### Given problem
Using the data below, gather each line that includes the word "cresceranno".

### Source data
****************************************

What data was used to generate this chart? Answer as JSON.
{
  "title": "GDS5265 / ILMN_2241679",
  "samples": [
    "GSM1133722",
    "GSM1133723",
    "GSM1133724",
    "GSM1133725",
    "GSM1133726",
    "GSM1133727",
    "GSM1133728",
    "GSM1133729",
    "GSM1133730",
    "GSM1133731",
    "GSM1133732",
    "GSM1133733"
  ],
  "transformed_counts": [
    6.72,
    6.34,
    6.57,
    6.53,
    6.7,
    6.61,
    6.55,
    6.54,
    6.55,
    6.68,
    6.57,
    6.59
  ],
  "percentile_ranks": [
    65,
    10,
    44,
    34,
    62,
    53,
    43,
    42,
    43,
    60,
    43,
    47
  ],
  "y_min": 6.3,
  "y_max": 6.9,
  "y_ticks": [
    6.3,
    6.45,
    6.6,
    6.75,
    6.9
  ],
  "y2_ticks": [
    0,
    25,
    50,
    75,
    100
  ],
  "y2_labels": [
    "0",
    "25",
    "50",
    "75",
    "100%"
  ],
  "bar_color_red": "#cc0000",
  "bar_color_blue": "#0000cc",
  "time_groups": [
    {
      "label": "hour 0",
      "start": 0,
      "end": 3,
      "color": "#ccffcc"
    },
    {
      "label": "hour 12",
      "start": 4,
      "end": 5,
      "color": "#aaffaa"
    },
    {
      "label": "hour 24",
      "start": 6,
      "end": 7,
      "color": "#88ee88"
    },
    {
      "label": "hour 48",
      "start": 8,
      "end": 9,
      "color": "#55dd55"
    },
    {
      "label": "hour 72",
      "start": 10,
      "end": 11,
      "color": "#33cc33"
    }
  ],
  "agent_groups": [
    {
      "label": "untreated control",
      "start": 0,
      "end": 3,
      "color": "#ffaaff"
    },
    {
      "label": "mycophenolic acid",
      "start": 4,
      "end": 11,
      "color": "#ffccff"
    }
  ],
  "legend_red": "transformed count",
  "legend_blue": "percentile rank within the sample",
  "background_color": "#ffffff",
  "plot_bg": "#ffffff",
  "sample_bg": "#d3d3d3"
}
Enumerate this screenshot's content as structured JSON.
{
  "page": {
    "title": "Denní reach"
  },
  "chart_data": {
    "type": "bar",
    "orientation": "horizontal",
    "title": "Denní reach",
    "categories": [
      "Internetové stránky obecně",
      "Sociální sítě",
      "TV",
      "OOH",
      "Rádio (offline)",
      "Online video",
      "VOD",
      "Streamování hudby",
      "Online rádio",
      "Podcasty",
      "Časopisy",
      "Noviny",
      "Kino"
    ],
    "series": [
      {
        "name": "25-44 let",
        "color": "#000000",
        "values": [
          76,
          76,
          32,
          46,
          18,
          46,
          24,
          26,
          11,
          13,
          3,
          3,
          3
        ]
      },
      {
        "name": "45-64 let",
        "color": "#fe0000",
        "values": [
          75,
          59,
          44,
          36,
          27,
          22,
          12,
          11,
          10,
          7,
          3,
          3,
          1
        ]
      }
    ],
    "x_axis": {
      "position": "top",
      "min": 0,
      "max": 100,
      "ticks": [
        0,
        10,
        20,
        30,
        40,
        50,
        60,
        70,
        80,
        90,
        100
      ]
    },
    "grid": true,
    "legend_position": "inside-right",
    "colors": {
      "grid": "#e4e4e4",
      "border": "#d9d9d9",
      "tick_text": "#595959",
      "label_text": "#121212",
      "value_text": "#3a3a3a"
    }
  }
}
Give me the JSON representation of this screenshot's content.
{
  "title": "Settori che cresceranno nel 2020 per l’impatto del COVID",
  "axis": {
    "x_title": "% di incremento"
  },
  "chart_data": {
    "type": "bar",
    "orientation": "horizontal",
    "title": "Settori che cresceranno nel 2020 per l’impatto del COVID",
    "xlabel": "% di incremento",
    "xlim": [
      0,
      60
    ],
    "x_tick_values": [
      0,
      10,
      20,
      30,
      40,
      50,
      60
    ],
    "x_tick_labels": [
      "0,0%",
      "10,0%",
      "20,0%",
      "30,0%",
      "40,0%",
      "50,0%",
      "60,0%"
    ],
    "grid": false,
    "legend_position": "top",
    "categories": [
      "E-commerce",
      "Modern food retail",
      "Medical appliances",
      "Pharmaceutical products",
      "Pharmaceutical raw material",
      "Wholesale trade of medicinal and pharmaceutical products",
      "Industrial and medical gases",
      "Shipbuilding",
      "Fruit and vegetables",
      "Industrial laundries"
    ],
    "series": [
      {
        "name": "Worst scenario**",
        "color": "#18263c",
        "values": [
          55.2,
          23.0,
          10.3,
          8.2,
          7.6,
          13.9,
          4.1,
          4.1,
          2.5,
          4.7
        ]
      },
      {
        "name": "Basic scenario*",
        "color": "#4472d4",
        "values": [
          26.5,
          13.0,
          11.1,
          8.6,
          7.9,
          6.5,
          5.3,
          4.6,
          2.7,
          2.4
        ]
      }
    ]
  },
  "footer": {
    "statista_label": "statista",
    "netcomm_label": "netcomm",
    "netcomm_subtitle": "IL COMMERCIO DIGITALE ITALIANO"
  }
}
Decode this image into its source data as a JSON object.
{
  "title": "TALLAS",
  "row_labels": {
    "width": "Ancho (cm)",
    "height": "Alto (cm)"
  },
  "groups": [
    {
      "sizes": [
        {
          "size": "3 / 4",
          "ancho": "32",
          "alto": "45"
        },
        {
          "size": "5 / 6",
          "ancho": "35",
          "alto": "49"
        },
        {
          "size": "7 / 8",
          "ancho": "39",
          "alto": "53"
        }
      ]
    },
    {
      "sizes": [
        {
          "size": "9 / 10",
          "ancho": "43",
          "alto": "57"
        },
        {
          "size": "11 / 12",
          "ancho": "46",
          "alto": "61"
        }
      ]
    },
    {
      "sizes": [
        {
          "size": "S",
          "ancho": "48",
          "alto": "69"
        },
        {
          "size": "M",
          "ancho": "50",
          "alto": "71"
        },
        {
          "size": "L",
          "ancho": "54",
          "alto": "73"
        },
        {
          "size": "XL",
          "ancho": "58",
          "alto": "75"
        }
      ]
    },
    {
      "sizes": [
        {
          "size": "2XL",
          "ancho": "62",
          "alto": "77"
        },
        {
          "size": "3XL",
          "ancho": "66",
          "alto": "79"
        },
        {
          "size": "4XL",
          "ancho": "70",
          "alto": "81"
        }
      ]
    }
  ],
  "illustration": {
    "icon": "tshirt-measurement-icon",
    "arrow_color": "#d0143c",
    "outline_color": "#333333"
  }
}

****************************************

### Problem solution
  "title": "Settori che cresceranno nel 2020 per l’impatto del COVID",
    "title": "Settori che cresceranno nel 2020 per l’impatto del COVID",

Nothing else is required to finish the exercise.